## DIRECTIONS FOR THIS TASK
Copy every line that contains the string "JSON" from the entries below.

■ ■ ■ ■

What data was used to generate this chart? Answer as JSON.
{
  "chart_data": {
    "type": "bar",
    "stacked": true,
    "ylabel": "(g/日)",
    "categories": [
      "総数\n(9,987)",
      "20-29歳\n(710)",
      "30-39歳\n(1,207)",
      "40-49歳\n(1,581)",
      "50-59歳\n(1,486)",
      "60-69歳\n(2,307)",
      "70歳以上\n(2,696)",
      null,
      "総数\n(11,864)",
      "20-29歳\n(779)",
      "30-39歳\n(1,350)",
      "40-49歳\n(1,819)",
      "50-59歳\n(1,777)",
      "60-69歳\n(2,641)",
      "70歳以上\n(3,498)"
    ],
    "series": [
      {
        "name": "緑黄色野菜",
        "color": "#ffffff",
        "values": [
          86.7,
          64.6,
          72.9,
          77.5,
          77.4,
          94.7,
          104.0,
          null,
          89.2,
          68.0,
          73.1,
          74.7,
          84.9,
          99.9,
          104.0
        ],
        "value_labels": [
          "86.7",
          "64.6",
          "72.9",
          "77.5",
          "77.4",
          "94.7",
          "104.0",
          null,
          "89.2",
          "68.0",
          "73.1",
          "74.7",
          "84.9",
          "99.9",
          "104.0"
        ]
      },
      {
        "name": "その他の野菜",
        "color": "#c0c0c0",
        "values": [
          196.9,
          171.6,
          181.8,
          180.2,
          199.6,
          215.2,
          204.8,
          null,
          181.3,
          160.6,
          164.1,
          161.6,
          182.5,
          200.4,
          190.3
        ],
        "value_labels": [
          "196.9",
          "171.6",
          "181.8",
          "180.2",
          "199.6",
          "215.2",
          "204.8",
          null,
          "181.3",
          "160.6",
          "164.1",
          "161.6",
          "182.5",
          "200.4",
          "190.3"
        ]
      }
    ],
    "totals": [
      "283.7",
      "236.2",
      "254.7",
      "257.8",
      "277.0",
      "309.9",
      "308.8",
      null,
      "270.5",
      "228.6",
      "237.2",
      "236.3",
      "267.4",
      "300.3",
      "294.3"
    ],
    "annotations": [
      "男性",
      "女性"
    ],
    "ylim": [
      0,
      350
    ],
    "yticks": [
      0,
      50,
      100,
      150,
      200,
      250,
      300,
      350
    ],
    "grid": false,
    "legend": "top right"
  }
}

■ ■ ■ ■

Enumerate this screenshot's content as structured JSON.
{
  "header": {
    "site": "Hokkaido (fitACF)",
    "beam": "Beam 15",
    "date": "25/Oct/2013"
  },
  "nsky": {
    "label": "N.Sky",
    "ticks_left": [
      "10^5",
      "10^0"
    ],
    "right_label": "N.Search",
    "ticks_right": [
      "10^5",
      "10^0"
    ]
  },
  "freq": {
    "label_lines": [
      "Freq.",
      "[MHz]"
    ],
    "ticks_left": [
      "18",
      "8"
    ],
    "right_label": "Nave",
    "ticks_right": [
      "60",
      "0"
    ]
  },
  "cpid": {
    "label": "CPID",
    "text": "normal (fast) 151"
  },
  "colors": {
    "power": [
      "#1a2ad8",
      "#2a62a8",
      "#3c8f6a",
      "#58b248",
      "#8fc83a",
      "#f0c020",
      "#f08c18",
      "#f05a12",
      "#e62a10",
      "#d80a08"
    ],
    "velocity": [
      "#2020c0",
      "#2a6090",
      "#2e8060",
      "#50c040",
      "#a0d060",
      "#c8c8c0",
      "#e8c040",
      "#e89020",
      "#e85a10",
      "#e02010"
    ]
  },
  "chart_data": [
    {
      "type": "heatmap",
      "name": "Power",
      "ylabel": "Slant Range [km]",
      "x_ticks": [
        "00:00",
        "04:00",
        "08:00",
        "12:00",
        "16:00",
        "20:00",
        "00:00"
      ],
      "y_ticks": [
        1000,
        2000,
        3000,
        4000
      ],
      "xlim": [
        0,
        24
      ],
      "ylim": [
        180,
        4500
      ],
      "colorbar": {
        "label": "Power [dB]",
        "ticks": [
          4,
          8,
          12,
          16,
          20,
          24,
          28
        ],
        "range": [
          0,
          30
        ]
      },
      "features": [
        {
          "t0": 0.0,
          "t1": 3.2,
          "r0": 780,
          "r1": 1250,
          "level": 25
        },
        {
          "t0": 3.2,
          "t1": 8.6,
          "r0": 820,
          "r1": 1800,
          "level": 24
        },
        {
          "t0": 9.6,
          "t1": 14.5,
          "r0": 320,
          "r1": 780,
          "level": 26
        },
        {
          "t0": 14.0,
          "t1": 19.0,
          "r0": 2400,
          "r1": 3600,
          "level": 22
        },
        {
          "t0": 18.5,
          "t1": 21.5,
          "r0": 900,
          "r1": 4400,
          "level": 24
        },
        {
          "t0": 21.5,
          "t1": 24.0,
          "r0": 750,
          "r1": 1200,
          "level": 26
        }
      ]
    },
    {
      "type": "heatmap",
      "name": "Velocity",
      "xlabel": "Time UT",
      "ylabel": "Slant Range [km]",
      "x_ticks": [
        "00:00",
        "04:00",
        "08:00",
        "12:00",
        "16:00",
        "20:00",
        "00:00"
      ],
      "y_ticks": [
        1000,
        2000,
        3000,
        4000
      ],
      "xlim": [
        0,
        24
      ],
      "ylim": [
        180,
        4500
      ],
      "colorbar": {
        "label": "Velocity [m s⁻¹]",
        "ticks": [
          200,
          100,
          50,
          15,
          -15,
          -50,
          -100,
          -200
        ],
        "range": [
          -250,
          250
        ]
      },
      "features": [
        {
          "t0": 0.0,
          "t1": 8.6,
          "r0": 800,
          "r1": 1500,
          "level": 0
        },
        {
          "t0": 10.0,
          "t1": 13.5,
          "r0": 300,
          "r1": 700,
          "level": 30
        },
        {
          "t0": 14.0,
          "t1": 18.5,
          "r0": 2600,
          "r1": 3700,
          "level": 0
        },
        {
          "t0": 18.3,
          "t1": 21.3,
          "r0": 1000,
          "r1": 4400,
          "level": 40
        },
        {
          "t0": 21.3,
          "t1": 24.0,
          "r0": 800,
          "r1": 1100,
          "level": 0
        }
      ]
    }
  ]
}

■ ■ ■ ■

## RESPONSE BELOW
What data was used to generate this chart? Answer as JSON.
Enumerate this screenshot's content as structured JSON.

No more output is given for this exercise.